### SET EXERCISE
Using the records below, please work out how many lines contain "name"; answer with the number alone.

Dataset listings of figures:

>>>>>

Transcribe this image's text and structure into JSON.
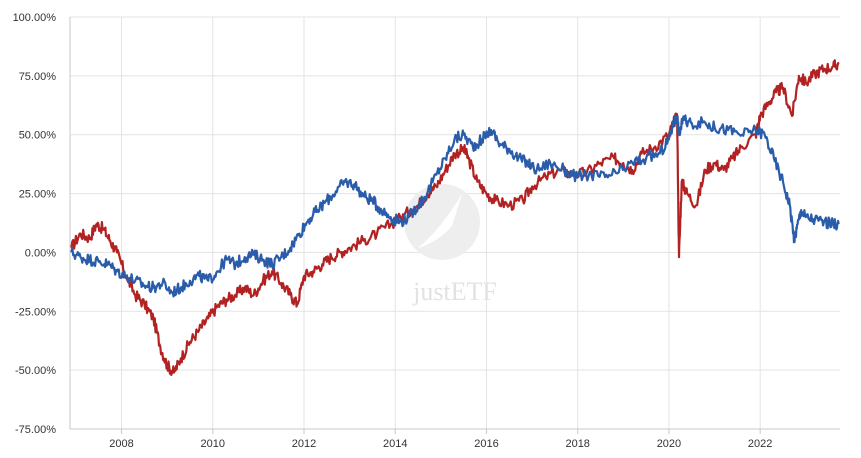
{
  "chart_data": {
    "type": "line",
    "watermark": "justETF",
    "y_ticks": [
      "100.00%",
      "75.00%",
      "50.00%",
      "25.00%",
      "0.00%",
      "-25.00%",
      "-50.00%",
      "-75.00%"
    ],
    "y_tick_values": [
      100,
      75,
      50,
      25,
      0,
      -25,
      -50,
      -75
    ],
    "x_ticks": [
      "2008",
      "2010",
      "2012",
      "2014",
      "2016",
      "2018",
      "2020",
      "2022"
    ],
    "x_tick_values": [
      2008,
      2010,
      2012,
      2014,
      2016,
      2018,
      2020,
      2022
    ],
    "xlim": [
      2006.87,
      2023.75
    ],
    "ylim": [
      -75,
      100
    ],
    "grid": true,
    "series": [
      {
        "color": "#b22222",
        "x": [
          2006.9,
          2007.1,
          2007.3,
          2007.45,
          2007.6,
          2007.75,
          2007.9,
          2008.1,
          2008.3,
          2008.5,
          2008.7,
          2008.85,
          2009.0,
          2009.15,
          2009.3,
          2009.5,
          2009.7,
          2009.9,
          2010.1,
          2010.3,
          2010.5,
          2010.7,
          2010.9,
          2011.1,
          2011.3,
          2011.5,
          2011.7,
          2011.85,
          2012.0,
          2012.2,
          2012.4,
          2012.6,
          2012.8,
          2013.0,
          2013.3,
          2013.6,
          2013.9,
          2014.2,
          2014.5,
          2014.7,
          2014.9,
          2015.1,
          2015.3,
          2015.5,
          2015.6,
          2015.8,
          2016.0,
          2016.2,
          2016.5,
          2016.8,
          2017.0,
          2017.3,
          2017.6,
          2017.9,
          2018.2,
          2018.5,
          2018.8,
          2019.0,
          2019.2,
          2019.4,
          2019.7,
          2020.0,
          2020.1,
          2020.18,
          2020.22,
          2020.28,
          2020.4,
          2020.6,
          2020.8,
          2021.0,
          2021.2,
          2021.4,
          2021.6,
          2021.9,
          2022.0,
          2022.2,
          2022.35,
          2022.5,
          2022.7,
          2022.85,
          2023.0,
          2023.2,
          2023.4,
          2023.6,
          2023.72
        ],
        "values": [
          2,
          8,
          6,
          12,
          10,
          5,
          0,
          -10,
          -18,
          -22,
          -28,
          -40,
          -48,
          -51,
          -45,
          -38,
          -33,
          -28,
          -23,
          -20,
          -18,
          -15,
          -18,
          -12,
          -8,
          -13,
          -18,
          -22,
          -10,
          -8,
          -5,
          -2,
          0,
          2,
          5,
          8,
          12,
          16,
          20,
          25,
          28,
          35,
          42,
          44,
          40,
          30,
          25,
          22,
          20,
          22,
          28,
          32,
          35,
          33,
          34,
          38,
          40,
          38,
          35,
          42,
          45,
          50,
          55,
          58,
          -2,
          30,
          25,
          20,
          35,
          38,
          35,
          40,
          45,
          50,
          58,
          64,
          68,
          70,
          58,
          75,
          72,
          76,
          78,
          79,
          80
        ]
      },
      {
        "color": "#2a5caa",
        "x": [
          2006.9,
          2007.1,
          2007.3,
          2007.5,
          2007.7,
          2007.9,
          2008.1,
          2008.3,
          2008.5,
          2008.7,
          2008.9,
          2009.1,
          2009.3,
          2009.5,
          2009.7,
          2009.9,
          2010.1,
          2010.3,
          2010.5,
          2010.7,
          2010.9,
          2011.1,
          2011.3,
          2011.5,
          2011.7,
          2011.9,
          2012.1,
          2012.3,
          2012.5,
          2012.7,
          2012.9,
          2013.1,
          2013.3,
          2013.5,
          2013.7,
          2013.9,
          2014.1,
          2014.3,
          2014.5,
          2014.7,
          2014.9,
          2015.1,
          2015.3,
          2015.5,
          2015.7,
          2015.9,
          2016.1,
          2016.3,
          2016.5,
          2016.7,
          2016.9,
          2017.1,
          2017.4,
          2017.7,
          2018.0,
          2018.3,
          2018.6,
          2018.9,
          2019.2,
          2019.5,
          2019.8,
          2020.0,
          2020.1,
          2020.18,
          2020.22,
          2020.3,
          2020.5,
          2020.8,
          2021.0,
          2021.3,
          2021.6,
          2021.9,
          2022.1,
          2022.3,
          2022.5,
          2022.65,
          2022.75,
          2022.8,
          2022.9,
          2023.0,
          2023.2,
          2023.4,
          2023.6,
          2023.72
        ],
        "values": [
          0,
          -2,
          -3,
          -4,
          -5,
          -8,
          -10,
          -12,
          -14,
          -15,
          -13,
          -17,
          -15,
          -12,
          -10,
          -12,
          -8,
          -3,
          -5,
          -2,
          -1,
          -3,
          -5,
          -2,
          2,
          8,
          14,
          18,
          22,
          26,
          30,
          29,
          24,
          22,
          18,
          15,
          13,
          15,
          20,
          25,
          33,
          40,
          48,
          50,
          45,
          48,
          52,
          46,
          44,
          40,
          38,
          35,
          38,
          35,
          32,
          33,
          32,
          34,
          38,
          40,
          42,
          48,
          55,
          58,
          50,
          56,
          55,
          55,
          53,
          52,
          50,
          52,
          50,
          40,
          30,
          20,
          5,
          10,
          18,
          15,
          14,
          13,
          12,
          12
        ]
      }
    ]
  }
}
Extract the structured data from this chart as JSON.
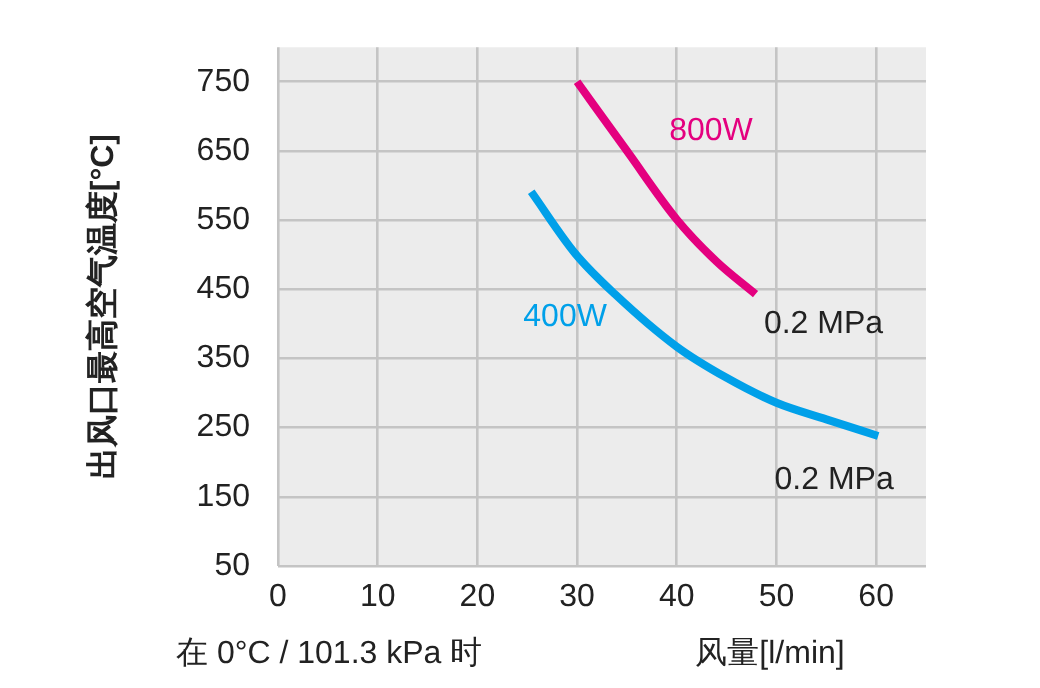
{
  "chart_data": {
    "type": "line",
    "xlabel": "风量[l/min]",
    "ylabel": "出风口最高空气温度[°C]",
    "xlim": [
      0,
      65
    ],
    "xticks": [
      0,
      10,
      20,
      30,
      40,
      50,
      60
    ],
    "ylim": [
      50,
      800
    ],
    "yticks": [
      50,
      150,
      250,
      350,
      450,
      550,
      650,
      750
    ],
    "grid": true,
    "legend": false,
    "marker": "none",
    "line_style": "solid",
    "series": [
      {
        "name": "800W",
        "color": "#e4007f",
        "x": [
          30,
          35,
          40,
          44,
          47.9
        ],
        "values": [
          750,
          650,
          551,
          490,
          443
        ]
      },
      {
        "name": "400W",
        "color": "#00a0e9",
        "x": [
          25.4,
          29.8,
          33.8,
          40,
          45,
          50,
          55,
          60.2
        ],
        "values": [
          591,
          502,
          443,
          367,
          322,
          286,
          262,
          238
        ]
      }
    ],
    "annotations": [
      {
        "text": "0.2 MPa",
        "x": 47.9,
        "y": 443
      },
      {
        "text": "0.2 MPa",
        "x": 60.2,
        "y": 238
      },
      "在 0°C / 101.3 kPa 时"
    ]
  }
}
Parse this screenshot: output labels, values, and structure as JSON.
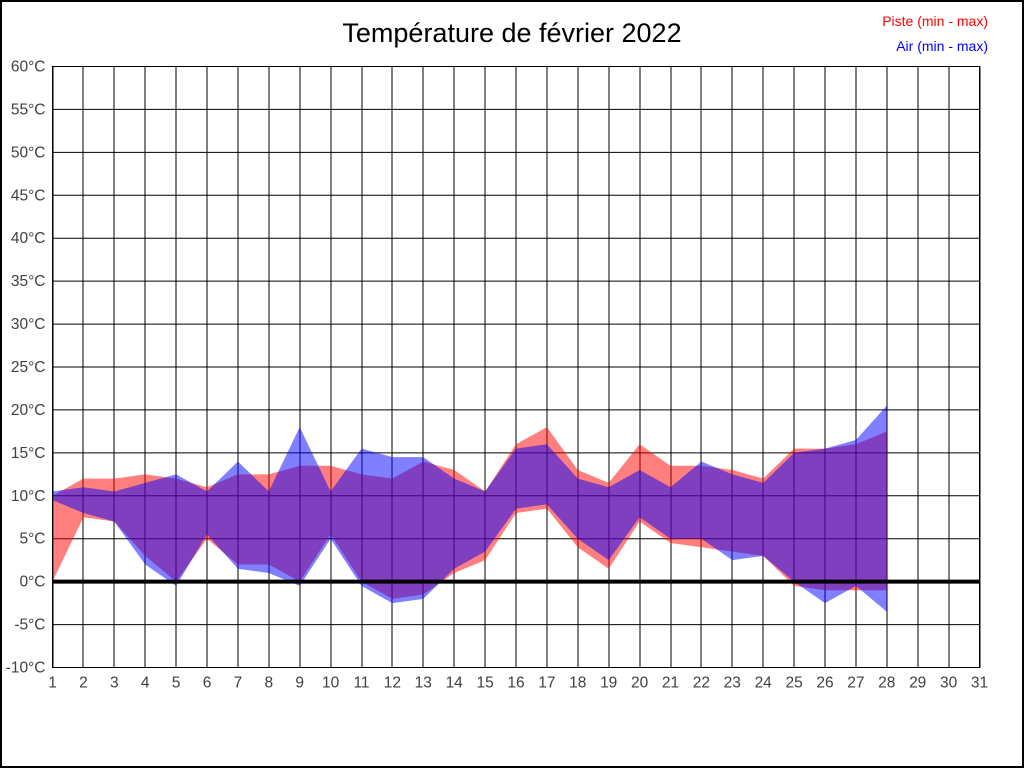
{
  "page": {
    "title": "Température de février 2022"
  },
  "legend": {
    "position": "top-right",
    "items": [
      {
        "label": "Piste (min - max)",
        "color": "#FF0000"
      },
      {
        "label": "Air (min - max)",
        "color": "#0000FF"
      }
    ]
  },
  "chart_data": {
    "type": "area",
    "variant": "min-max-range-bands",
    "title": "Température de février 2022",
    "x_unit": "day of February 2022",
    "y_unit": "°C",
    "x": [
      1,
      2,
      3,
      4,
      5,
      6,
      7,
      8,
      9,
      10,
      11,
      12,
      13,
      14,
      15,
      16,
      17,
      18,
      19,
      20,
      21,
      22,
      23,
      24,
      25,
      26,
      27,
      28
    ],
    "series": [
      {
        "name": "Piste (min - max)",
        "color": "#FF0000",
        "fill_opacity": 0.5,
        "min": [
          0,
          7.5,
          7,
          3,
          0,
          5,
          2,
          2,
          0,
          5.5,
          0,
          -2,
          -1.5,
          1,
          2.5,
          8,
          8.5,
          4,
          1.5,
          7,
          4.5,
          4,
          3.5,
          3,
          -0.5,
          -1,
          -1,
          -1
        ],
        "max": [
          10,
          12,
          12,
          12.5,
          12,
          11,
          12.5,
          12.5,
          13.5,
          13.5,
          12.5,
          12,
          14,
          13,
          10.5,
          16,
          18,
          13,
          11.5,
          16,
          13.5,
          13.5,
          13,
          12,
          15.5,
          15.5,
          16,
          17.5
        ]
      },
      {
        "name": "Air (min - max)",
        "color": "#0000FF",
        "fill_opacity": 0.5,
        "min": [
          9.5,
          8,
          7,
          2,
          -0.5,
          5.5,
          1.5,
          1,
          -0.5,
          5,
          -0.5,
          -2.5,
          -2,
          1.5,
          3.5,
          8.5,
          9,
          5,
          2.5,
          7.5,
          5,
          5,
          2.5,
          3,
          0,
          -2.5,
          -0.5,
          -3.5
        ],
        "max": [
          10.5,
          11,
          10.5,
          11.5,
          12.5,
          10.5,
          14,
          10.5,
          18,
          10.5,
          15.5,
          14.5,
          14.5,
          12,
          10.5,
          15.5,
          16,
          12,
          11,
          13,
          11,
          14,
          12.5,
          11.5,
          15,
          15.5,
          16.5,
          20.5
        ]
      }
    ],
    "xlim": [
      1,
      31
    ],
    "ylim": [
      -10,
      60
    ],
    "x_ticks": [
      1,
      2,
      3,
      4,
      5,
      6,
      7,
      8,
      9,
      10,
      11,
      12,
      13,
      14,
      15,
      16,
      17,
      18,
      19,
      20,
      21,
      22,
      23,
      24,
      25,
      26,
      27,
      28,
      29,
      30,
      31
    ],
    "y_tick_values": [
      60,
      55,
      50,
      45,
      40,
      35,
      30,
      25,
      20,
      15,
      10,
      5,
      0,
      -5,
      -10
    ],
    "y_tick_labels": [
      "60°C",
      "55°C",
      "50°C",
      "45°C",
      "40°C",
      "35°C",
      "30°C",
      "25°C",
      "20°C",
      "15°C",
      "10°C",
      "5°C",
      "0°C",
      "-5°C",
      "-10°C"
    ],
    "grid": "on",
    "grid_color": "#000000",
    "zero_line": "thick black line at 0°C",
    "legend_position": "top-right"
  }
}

<<<<<

### OUTPUT FOR THIS TASK
4